__Work to be completed__. In the data, extract each line that holds the string "недостаточно".
━━━━━━━━━━━━━━━━
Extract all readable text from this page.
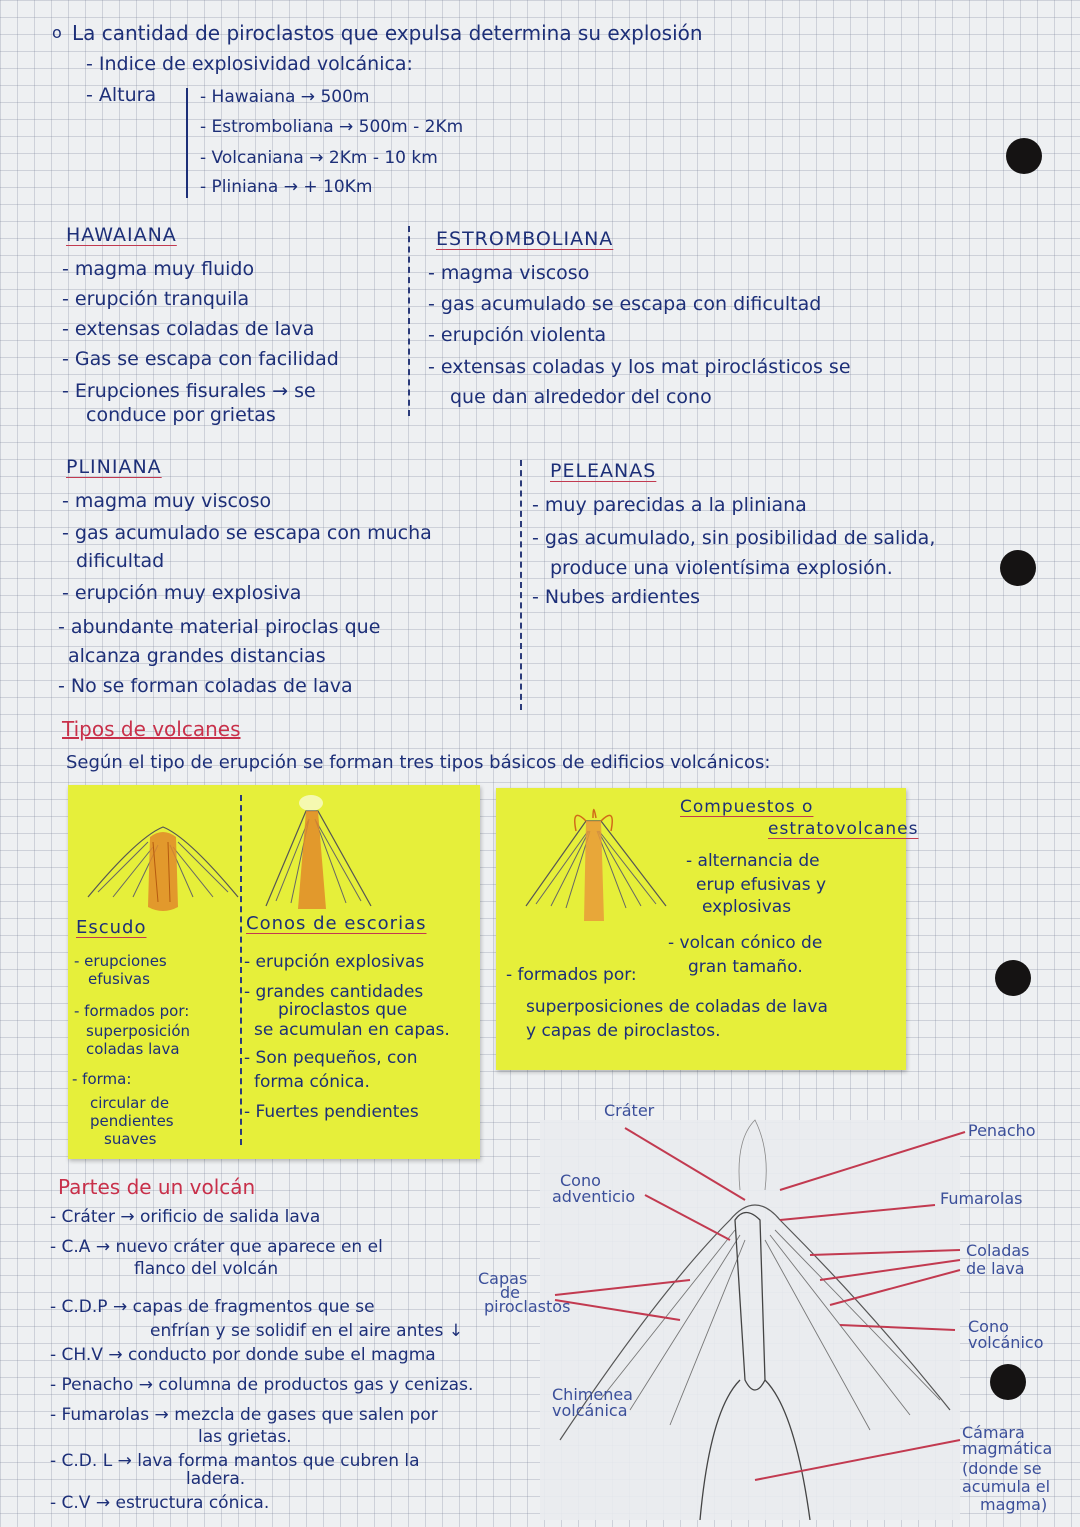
o La cantidad de piroclastos que expulsa determina su explosión
- Indice de explosividad volcánica:
- Altura	- Hawaiana → 500m
- Estromboliana → 500m - 2Km
- Volcaniana → 2Km - 10 km
- Pliniana → + 10Km
HAWAIANA
- magma muy fluido
- erupción tranquila
- extensas coladas de lava
- Gas se escapa con facilidad
- Erupciones fisurales → se
conduce por grietas
ESTROMBOLIANA
- magma viscoso
- gas acumulado se escapa con dificultad
- erupción violenta
- extensas coladas y los mat piroclásticos se
que dan alrededor del cono
PLINIANA
- magma muy viscoso
- gas acumulado se escapa con mucha
dificultad
- erupción muy explosiva
- abundante material piroclas que
alcanza grandes distancias
- No se forman coladas de lava
PELEANAS
- muy parecidas a la pliniana
- gas acumulado, sin posibilidad de salida,
produce una violentísima explosión.
- Nubes ardientes
Tipos de volcanes
Según el tipo de erupción se forman tres tipos básicos de edificios volcánicos:
Escudo
- erupciones
efusivas
- formados por:
superposición
coladas lava
- forma:
circular de
pendientes
suaves
Conos de escorias
- erupción explosivas
- grandes cantidades
piroclastos que
se acumulan en capas.
- Son pequeños, con
forma cónica.
- Fuertes pendientes
Compuestos o
estratovolcanes
- alternancia de
erup efusivas y
explosivas
- volcan cónico de
gran tamaño.
- formados por:
superposiciones de coladas de lava
y capas de piroclastos.
Partes de un volcán
- Cráter → orificio de salida lava
- C.A → nuevo cráter que aparece en el
flanco del volcán
- C.D.P → capas de fragmentos que se
enfrían y se solidif en el aire antes ↓
- CH.V → conducto por donde sube el magma
- Penacho → columna de productos gas y cenizas.
- Fumarolas → mezcla de gases que salen por
las grietas.
- C.D. L → lava forma mantos que cubren la
ladera.
- C.V → estructura cónica.
Cráter
Cono
adventicio
Capas
de
piroclastos
Chimenea
volcánica
Penacho
Fumarolas
Coladas
de lava
Cono
volcánico
Cámara
magmática
(donde se
acumula el
magma)
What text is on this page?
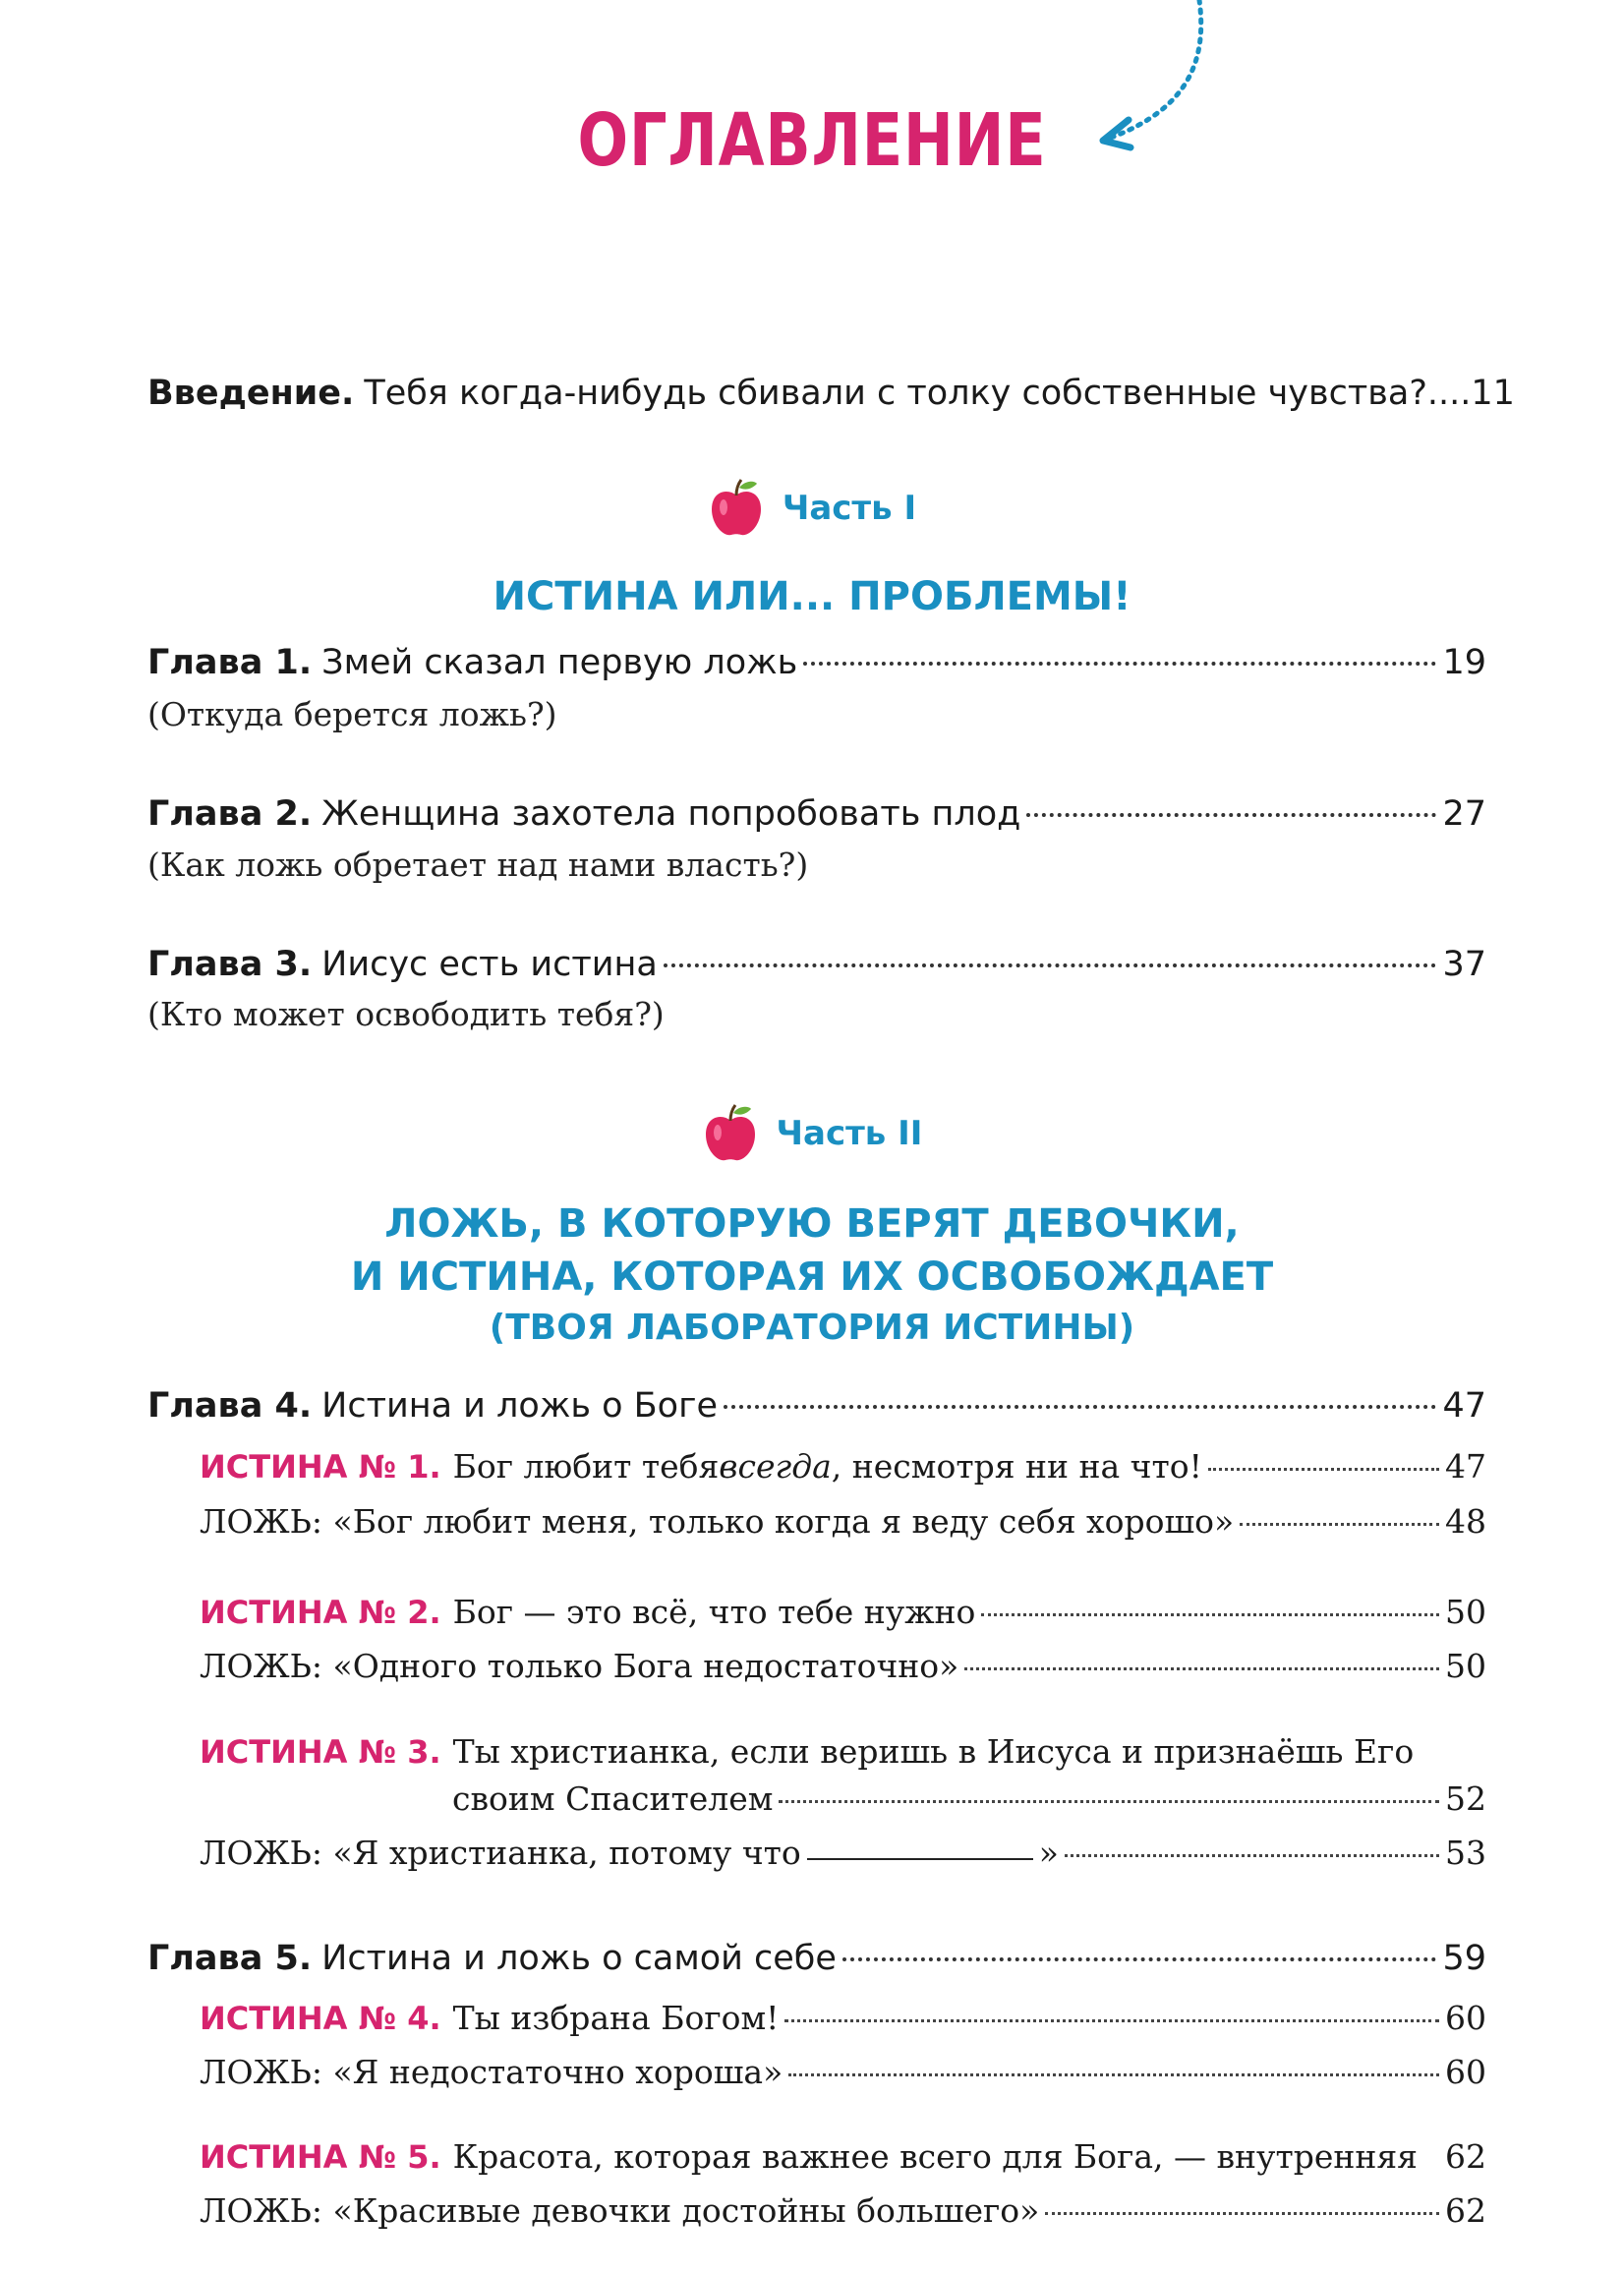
ОГЛАВЛЕНИЕ
Введение. Тебя когда-нибудь сбивали с толку собственные чувства?....11
Часть I
ИСТИНА ИЛИ... ПРОБЛЕМЫ!
Глава 1. Змей сказал первую ложь	19
(Откуда берется ложь?)
Глава 2. Женщина захотела попробовать плод	27
(Как ложь обретает над нами власть?)
Глава 3. Иисус есть истина	37
(Кто может освободить тебя?)
Часть II
ЛОЖЬ, В КОТОРУЮ ВЕРЯТ ДЕВОЧКИ,
И ИСТИНА, КОТОРАЯ ИХ ОСВОБОЖДАЕТ
(ТВОЯ ЛАБОРАТОРИЯ ИСТИНЫ)
Глава 4. Истина и ложь о Боге	47
ИСТИНА № 1. Бог любит тебя всегда , несмотря ни на что!	47
ЛОЖЬ: «Бог любит меня, только когда я веду себя хорошо»	48
ИСТИНА № 2. Бог — это всё, что тебе нужно	50
ЛОЖЬ: «Одного только Бога недостаточно»	50
ИСТИНА № 3. Ты христианка, если веришь в Иисуса и признаёшь Его
своим Спасителем	52
ЛОЖЬ: «Я христианка, потому что	»	53
Глава 5. Истина и ложь о самой себе	59
ИСТИНА № 4. Ты избрана Богом!	60
ЛОЖЬ: «Я недостаточно хороша»	60
ИСТИНА № 5. Красота, которая важнее всего для Бога, — внутренняя 62
ЛОЖЬ: «Красивые девочки достойны большего»	62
━━━━━━━━━━━━━━━━
__Reply__.
ЛОЖЬ: «Одного только Бога недостаточно»	50
ЛОЖЬ: «Я недостаточно хороша»	60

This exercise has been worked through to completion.